● **TASK INSTRUCTIONS**: Copy all lines holding the word "Forecast" from the entries.

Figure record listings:
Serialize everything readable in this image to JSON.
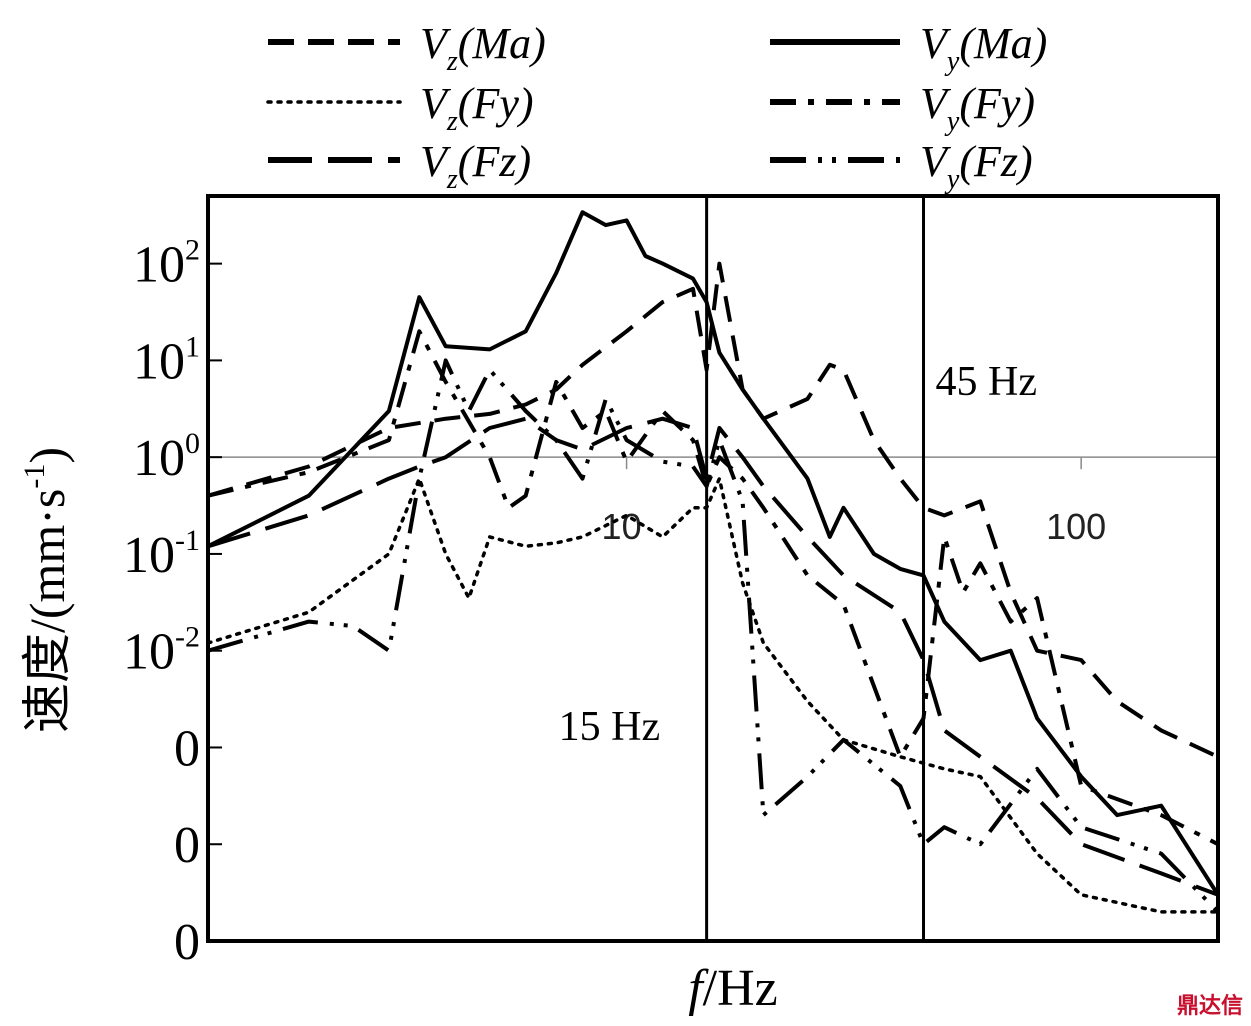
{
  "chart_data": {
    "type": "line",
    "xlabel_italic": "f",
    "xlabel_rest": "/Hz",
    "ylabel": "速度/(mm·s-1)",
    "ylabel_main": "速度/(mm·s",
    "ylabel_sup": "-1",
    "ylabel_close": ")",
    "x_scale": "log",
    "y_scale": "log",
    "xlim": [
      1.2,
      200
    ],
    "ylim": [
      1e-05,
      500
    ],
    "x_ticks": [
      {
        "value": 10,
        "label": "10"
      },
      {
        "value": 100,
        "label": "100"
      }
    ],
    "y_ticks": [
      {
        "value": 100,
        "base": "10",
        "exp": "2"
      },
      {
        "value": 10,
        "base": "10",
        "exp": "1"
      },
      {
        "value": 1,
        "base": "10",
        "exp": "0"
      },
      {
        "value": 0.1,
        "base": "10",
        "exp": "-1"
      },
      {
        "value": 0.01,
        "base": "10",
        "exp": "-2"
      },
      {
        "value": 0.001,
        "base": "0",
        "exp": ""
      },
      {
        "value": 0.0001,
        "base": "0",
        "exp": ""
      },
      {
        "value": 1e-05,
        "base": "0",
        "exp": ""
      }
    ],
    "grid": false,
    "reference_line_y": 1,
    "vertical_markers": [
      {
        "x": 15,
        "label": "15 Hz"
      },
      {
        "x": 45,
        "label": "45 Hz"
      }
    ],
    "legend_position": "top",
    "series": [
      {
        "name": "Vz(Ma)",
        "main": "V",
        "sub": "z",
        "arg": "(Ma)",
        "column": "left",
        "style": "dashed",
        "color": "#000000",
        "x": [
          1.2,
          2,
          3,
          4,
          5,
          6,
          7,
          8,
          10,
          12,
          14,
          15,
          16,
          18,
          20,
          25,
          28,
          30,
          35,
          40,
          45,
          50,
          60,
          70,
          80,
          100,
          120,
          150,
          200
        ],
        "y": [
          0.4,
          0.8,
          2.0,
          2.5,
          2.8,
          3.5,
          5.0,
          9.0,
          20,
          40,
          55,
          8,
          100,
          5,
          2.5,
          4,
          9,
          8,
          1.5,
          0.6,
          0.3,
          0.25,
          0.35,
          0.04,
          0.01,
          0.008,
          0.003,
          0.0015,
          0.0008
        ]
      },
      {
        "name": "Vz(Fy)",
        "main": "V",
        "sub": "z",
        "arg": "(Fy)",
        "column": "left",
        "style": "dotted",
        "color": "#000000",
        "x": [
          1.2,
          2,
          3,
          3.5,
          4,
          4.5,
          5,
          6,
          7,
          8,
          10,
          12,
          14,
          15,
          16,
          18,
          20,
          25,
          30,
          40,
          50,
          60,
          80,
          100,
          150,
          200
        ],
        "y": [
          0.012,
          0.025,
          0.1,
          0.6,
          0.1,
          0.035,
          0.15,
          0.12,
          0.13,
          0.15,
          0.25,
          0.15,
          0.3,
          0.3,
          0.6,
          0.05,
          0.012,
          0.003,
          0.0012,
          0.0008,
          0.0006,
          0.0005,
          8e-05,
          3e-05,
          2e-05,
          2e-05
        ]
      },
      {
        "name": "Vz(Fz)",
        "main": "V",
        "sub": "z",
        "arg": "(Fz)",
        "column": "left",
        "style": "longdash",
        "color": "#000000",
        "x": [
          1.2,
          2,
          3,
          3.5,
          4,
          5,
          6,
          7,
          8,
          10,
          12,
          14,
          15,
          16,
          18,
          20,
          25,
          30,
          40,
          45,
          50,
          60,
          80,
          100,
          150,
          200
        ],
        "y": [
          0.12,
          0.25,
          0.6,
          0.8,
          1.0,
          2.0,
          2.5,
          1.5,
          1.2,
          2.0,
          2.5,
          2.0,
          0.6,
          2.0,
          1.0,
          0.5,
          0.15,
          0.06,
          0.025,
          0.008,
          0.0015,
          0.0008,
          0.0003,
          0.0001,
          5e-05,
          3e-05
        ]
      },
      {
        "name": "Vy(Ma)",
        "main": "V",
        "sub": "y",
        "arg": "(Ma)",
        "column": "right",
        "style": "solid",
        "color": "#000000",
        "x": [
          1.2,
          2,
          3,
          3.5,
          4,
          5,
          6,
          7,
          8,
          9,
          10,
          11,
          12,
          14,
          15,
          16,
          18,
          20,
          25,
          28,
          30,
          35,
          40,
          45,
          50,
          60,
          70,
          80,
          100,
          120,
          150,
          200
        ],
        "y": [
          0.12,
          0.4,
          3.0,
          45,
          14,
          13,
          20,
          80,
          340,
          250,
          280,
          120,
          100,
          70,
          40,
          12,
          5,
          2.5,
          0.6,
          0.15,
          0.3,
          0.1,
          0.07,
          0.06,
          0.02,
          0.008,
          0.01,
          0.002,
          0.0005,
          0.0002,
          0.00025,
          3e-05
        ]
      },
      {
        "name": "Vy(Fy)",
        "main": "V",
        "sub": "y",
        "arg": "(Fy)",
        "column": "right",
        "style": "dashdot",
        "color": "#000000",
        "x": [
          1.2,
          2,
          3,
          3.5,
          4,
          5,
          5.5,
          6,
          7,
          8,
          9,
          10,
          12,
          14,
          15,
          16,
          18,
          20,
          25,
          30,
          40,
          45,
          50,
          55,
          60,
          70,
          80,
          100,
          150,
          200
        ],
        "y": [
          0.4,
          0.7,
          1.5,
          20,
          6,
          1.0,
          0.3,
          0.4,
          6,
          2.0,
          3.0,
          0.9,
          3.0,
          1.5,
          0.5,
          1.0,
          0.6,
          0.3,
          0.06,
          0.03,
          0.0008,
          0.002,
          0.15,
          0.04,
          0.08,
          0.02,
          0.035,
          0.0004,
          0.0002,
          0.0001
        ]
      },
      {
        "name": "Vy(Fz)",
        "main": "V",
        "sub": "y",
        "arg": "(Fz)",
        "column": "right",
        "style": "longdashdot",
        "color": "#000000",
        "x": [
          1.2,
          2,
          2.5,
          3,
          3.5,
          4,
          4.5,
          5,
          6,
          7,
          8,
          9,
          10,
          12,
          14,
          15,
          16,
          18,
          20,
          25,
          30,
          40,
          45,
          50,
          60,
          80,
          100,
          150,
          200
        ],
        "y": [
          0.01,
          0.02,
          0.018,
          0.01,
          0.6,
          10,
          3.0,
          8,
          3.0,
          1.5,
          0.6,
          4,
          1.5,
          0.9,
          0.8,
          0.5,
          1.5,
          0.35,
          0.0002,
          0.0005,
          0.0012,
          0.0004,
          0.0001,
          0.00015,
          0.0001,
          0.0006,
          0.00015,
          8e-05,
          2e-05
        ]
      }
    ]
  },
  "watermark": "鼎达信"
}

==

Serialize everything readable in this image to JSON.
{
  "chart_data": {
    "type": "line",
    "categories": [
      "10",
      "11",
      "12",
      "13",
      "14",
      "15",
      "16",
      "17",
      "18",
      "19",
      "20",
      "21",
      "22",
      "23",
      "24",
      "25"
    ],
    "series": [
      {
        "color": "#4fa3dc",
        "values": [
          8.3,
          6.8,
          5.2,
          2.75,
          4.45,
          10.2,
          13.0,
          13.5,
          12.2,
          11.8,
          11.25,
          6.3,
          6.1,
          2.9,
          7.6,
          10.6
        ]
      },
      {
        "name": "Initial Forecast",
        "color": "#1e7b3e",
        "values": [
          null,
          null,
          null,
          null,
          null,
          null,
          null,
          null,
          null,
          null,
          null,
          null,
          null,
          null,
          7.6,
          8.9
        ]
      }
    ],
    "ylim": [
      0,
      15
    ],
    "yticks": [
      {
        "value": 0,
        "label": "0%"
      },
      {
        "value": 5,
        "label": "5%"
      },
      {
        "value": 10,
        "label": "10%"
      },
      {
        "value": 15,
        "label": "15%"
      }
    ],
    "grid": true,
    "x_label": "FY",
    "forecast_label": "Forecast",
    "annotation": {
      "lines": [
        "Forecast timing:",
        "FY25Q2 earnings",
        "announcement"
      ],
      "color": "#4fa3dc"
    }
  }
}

● **OUTPUT FOR THIS EXERCISE**:
        "name": "Initial Forecast",
    "forecast_label": "Forecast",
        "Forecast timing:",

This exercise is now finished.